* [Aim of the task]:
Send back the entries below exactly as they appear.

* [Source data]:
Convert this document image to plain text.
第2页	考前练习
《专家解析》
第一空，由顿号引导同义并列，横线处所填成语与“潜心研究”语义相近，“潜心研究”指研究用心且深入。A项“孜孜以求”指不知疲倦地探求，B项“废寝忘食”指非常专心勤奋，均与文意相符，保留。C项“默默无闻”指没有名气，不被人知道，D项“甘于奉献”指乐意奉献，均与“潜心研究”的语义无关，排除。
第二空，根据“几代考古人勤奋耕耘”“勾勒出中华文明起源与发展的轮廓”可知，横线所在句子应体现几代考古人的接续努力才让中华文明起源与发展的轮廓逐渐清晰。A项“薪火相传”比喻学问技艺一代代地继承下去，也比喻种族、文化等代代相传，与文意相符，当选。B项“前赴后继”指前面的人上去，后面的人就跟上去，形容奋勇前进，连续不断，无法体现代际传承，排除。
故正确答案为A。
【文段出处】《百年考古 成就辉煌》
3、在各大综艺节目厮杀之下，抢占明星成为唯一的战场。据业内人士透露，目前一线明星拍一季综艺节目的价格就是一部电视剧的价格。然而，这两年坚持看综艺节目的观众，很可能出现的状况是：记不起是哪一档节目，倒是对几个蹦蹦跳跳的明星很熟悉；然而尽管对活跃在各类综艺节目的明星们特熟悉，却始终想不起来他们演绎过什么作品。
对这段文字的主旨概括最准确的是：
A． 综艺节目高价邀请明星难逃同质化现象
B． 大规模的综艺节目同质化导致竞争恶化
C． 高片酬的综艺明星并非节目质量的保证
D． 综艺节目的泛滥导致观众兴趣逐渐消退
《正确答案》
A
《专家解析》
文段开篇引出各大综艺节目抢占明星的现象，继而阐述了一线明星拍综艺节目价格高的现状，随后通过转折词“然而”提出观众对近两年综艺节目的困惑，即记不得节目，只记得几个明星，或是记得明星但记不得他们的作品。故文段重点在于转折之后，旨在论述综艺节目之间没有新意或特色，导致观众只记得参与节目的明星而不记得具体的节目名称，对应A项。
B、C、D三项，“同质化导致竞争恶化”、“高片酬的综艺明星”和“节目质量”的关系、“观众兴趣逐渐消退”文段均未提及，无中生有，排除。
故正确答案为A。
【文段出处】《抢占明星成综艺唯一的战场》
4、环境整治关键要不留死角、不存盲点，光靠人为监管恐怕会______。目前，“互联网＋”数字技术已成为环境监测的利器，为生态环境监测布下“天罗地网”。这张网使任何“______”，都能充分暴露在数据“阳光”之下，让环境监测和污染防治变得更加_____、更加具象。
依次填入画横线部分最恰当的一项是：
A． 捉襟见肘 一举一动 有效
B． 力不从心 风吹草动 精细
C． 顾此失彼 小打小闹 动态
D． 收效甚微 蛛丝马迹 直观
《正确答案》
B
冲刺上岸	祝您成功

* [Final result]:
Convert this document image to plain text.
第2页	考前练习
《专家解析》
第一空，由顿号引导同义并列，横线处所填成语与“潜心研究”语义相近，“潜心研究”指研究用心且深入。A项“孜孜以求”指不知疲倦地探求，B项“废寝忘食”指非常专心勤奋，均与文意相符，保留。C项“默默无闻”指没有名气，不被人知道，D项“甘于奉献”指乐意奉献，均与“潜心研究”的语义无关，排除。
第二空，根据“几代考古人勤奋耕耘”“勾勒出中华文明起源与发展的轮廓”可知，横线所在句子应体现几代考古人的接续努力才让中华文明起源与发展的轮廓逐渐清晰。A项“薪火相传”比喻学问技艺一代代地继承下去，也比喻种族、文化等代代相传，与文意相符，当选。B项“前赴后继”指前面的人上去，后面的人就跟上去，形容奋勇前进，连续不断，无法体现代际传承，排除。
故正确答案为A。
【文段出处】《百年考古 成就辉煌》
3、在各大综艺节目厮杀之下，抢占明星成为唯一的战场。据业内人士透露，目前一线明星拍一季综艺节目的价格就是一部电视剧的价格。然而，这两年坚持看综艺节目的观众，很可能出现的状况是：记不起是哪一档节目，倒是对几个蹦蹦跳跳的明星很熟悉；然而尽管对活跃在各类综艺节目的明星们特熟悉，却始终想不起来他们演绎过什么作品。
对这段文字的主旨概括最准确的是：
A． 综艺节目高价邀请明星难逃同质化现象
B． 大规模的综艺节目同质化导致竞争恶化
C． 高片酬的综艺明星并非节目质量的保证
D． 综艺节目的泛滥导致观众兴趣逐渐消退
《正确答案》
A
《专家解析》
文段开篇引出各大综艺节目抢占明星的现象，继而阐述了一线明星拍综艺节目价格高的现状，随后通过转折词“然而”提出观众对近两年综艺节目的困惑，即记不得节目，只记得几个明星，或是记得明星但记不得他们的作品。故文段重点在于转折之后，旨在论述综艺节目之间没有新意或特色，导致观众只记得参与节目的明星而不记得具体的节目名称，对应A项。
B、C、D三项，“同质化导致竞争恶化”、“高片酬的综艺明星”和“节目质量”的关系、“观众兴趣逐渐消退”文段均未提及，无中生有，排除。
故正确答案为A。
【文段出处】《抢占明星成综艺唯一的战场》
4、环境整治关键要不留死角、不存盲点，光靠人为监管恐怕会______。目前，“互联网＋”数字技术已成为环境监测的利器，为生态环境监测布下“天罗地网”。这张网使任何“______”，都能充分暴露在数据“阳光”之下，让环境监测和污染防治变得更加_____、更加具象。
依次填入画横线部分最恰当的一项是：
A． 捉襟见肘 一举一动 有效
B． 力不从心 风吹草动 精细
C． 顾此失彼 小打小闹 动态
D． 收效甚微 蛛丝马迹 直观
《正确答案》
B
冲刺上岸	祝您成功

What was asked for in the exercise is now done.